Stored entries:
-=-=-=-=-

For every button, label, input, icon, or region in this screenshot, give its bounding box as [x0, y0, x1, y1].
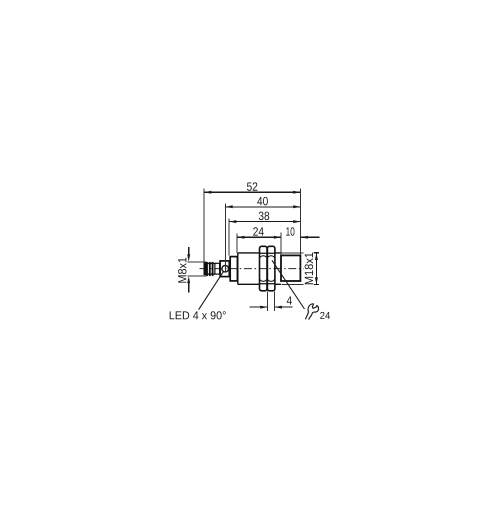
dim 10 text: [286, 227, 294, 235]
40 dim extension: [224, 204, 226, 272]
head block: [281, 255, 300, 281]
collar: [230, 257, 237, 281]
M8 connector tip cap: [204, 263, 206, 275]
M18 dim line with ticks and arrows: [314, 253, 319, 285]
M18 dim extensions: [281, 253, 319, 285]
4 dim extensions: [268, 291, 275, 310]
label M18x1: [305, 253, 313, 285]
barrel thread M18 right stub: [275, 253, 281, 284]
label LED 4 x 90deg: [170, 311, 226, 319]
centerline: [200, 268, 309, 270]
24 dim extension left: [236, 233, 238, 253]
dim 4 outside arrows: [250, 306, 293, 308]
LED block: [220, 261, 229, 277]
10 dim extension: [280, 232, 282, 255]
wrench leader: [272, 260, 305, 309]
dim 52: [204, 191, 301, 193]
M8 thread root lines: [206, 263, 215, 274]
dim 40 text: [257, 197, 268, 205]
dim 38 text: [259, 212, 269, 220]
52/40/38 dim extension right: [300, 188, 302, 255]
M18x1 text knockout: [304, 252, 314, 286]
barrel left step edge: [237, 253, 239, 284]
barrel thread M18 left part: [238, 253, 260, 284]
dim 52 text: [247, 182, 257, 190]
connector neck: [215, 263, 220, 274]
dim 4 text: [287, 296, 292, 304]
wrench icon: [305, 304, 318, 320]
dim 38: [229, 221, 300, 223]
M8 dim line arrows: [188, 247, 190, 293]
38 dim extension: [228, 219, 230, 256]
label M8x1: [178, 258, 186, 283]
dim 10 outside arrow right: [301, 236, 320, 238]
LED leader: [199, 271, 224, 309]
M8 thread crests: [206, 262, 208, 276]
LED circle: [222, 265, 229, 272]
52 dim extension left: [203, 188, 205, 262]
dim 40: [225, 206, 300, 208]
hex nut 2: [267, 246, 275, 290]
dim 24 text: [253, 227, 263, 235]
M8 dim extensions: [188, 262, 207, 276]
hex nut 1: [260, 246, 268, 290]
dim 24: [237, 236, 281, 238]
wrench size 24 text: [320, 312, 330, 319]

-=-=-=-=-

- _WHAT IS NEEDED_
Please render the records from the line with "dim 10 text: [286, 227, 294, 235]" up to and including the line with "M8 thread crests: [206, 262, 208, 276]" as a JSON list of strings, one string per line, leaving out blank lines.

- _OUTPUT OF THE EXERCISE_
[
  "dim 10 text: [286, 227, 294, 235]",
  "40 dim extension: [224, 204, 226, 272]",
  "head block: [281, 255, 300, 281]",
  "collar: [230, 257, 237, 281]",
  "M8 connector tip cap: [204, 263, 206, 275]",
  "M18 dim line with ticks and arrows: [314, 253, 319, 285]",
  "M18 dim extensions: [281, 253, 319, 285]",
  "4 dim extensions: [268, 291, 275, 310]",
  "label M18x1: [305, 253, 313, 285]",
  "barrel thread M18 right stub: [275, 253, 281, 284]",
  "label LED 4 x 90deg: [170, 311, 226, 319]",
  "centerline: [200, 268, 309, 270]",
  "24 dim extension left: [236, 233, 238, 253]",
  "dim 4 outside arrows: [250, 306, 293, 308]",
  "LED block: [220, 261, 229, 277]",
  "10 dim extension: [280, 232, 282, 255]",
  "wrench leader: [272, 260, 305, 309]",
  "dim 52: [204, 191, 301, 193]",
  "M8 thread root lines: [206, 263, 215, 274]",
  "dim 40 text: [257, 197, 268, 205]",
  "dim 38 text: [259, 212, 269, 220]",
  "52/40/38 dim extension right: [300, 188, 302, 255]",
  "M18x1 text knockout: [304, 252, 314, 286]",
  "barrel left step edge: [237, 253, 239, 284]",
  "barrel thread M18 left part: [238, 253, 260, 284]",
  "dim 52 text: [247, 182, 257, 190]",
  "connector neck: [215, 263, 220, 274]",
  "dim 4 text: [287, 296, 292, 304]",
  "wrench icon: [305, 304, 318, 320]",
  "dim 38: [229, 221, 300, 223]",
  "M8 dim line arrows: [188, 247, 190, 293]",
  "38 dim extension: [228, 219, 230, 256]",
  "label M8x1: [178, 258, 186, 283]",
  "dim 10 outside arrow right: [301, 236, 320, 238]",
  "LED leader: [199, 271, 224, 309]",
  "M8 thread crests: [206, 262, 208, 276]"
]